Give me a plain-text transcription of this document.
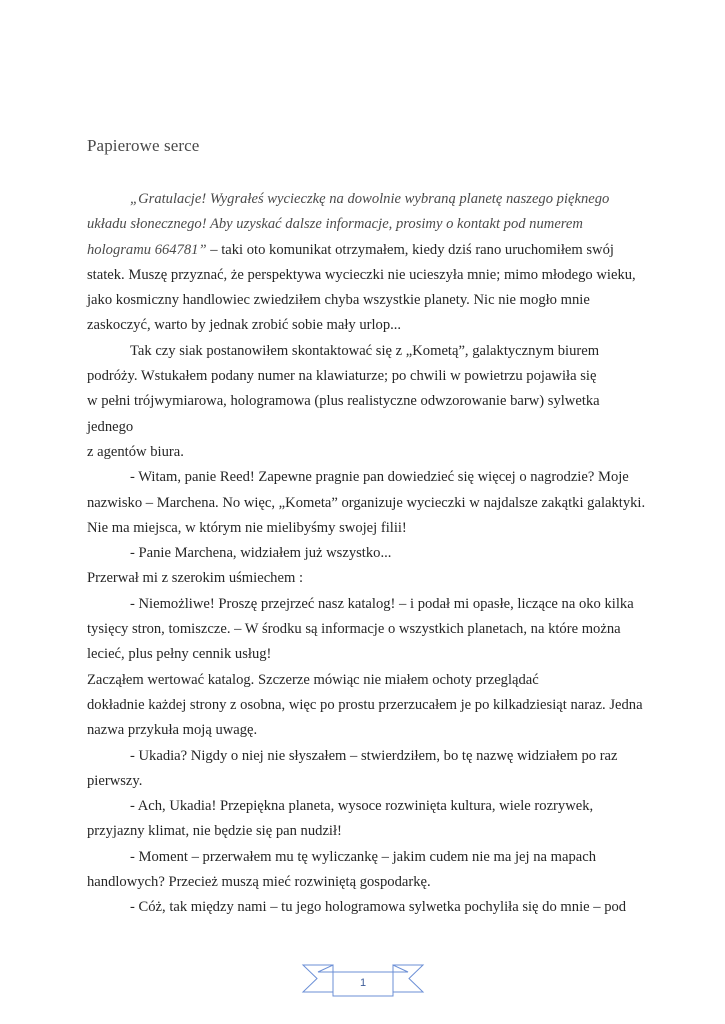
Papierowe serce

„Gratulacje! Wygrałeś wycieczkę na dowolnie wybraną planetę naszego pięknego układu słonecznego! Aby uzyskać dalsze informacje, prosimy o kontakt pod numerem hologramu 664781” – taki oto komunikat otrzymałem, kiedy dziś rano uruchomiłem swój statek. Muszę przyznać, że perspektywa wycieczki nie ucieszyła mnie; mimo młodego wieku, jako kosmiczny handlowiec zwiedziłem chyba wszystkie planety. Nic nie mogło mnie zaskoczyć, warto by jednak zrobić sobie mały urlop...

Tak czy siak postanowiłem skontaktować się z „Kometą”, galaktycznym biurem podróży. Wstukałem podany numer na klawiaturze; po chwili w powietrzu pojawiła się

w pełni trójwymiarowa, hologramowa (plus realistyczne odwzorowanie barw) sylwetka

jednego

z agentów biura.

- Witam, panie Reed! Zapewne pragnie pan dowiedzieć się więcej o nagrodzie? Moje nazwisko – Marchena. No więc, „Kometa” organizuje wycieczki w najdalsze zakątki galaktyki. Nie ma miejsca, w którym nie mielibyśmy swojej filii!

- Panie Marchena, widziałem już wszystko...

Przerwał mi z szerokim uśmiechem :

- Niemożliwe! Proszę przejrzeć nasz katalog! – i podał mi opasłe, liczące na oko kilka tysięcy stron, tomiszcze. – W środku są informacje o wszystkich planetach, na które można lecieć, plus pełny cennik usług!

Zacząłem wertować katalog. Szczerze mówiąc nie miałem ochoty przeglądać

dokładnie każdej strony z osobna, więc po prostu przerzucałem je po kilkadziesiąt naraz. Jedna nazwa przykuła moją uwagę.

- Ukadia? Nigdy o niej nie słyszałem – stwierdziłem, bo tę nazwę widziałem po raz pierwszy.

- Ach, Ukadia! Przepiękna planeta, wysoce rozwinięta kultura, wiele rozrywek, przyjazny klimat, nie będzie się pan nudził!

- Moment – przerwałem mu tę wyliczankę – jakim cudem nie ma jej na mapach handlowych? Przecież muszą mieć rozwiniętą gospodarkę.

- Cóż, tak między nami – tu jego hologramowa sylwetka pochyliła się do mnie – pod

1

━━━━━━━━━━━━━━━━━━━━━━━━━━━━━━

Copy the records exactly as they appear, excluding images.

### [Exercise solution]
Give me a plain-text transcription of this document.
Papierowe serce

„Gratulacje! Wygrałeś wycieczkę na dowolnie wybraną planetę naszego pięknego układu słonecznego! Aby uzyskać dalsze informacje, prosimy o kontakt pod numerem hologramu 664781” – taki oto komunikat otrzymałem, kiedy dziś rano uruchomiłem swój statek. Muszę przyznać, że perspektywa wycieczki nie ucieszyła mnie; mimo młodego wieku, jako kosmiczny handlowiec zwiedziłem chyba wszystkie planety. Nic nie mogło mnie zaskoczyć, warto by jednak zrobić sobie mały urlop...

Tak czy siak postanowiłem skontaktować się z „Kometą”, galaktycznym biurem podróży. Wstukałem podany numer na klawiaturze; po chwili w powietrzu pojawiła się

w pełni trójwymiarowa, hologramowa (plus realistyczne odwzorowanie barw) sylwetka

jednego

z agentów biura.

- Witam, panie Reed! Zapewne pragnie pan dowiedzieć się więcej o nagrodzie? Moje nazwisko – Marchena. No więc, „Kometa” organizuje wycieczki w najdalsze zakątki galaktyki. Nie ma miejsca, w którym nie mielibyśmy swojej filii!

- Panie Marchena, widziałem już wszystko...

Przerwał mi z szerokim uśmiechem :

- Niemożliwe! Proszę przejrzeć nasz katalog! – i podał mi opasłe, liczące na oko kilka tysięcy stron, tomiszcze. – W środku są informacje o wszystkich planetach, na które można lecieć, plus pełny cennik usług!

Zacząłem wertować katalog. Szczerze mówiąc nie miałem ochoty przeglądać

dokładnie każdej strony z osobna, więc po prostu przerzucałem je po kilkadziesiąt naraz. Jedna nazwa przykuła moją uwagę.

- Ukadia? Nigdy o niej nie słyszałem – stwierdziłem, bo tę nazwę widziałem po raz pierwszy.

- Ach, Ukadia! Przepiękna planeta, wysoce rozwinięta kultura, wiele rozrywek, przyjazny klimat, nie będzie się pan nudził!

- Moment – przerwałem mu tę wyliczankę – jakim cudem nie ma jej na mapach handlowych? Przecież muszą mieć rozwiniętą gospodarkę.

- Cóż, tak między nami – tu jego hologramowa sylwetka pochyliła się do mnie – pod

1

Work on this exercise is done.